● OBJECTIVE: Repeat the listing below in full, exactly as it stands.

● INPUT ROWS:

[start]

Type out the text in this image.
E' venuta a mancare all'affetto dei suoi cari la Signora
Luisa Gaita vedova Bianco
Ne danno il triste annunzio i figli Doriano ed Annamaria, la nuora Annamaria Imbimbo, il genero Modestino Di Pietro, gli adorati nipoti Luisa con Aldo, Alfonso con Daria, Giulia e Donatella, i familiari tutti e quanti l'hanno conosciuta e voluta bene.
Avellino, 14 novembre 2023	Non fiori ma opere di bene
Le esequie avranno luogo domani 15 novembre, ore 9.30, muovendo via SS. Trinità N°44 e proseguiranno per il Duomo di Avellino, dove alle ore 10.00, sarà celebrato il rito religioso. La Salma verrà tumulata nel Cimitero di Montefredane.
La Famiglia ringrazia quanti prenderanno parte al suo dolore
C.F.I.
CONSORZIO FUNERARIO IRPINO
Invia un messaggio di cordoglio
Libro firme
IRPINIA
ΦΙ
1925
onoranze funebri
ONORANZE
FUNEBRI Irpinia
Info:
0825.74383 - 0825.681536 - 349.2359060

[end]

● SOLUTION BELOW:
Type out the text in this image.
E' venuta a mancare all'affetto dei suoi cari la Signora
Luisa Gaita vedova Bianco
Ne danno il triste annunzio i figli Doriano ed Annamaria, la nuora Annamaria Imbimbo, il genero Modestino Di Pietro, gli adorati nipoti Luisa con Aldo, Alfonso con Daria, Giulia e Donatella, i familiari tutti e quanti l'hanno conosciuta e voluta bene.
Avellino, 14 novembre 2023	Non fiori ma opere di bene
Le esequie avranno luogo domani 15 novembre, ore 9.30, muovendo via SS. Trinità N°44 e proseguiranno per il Duomo di Avellino, dove alle ore 10.00, sarà celebrato il rito religioso. La Salma verrà tumulata nel Cimitero di Montefredane.
La Famiglia ringrazia quanti prenderanno parte al suo dolore
C.F.I.
CONSORZIO FUNERARIO IRPINO
Invia un messaggio di cordoglio
Libro firme
IRPINIA
ΦΙ
1925
onoranze funebri
ONORANZE
FUNEBRI Irpinia
Info:
0825.74383 - 0825.681536 - 349.2359060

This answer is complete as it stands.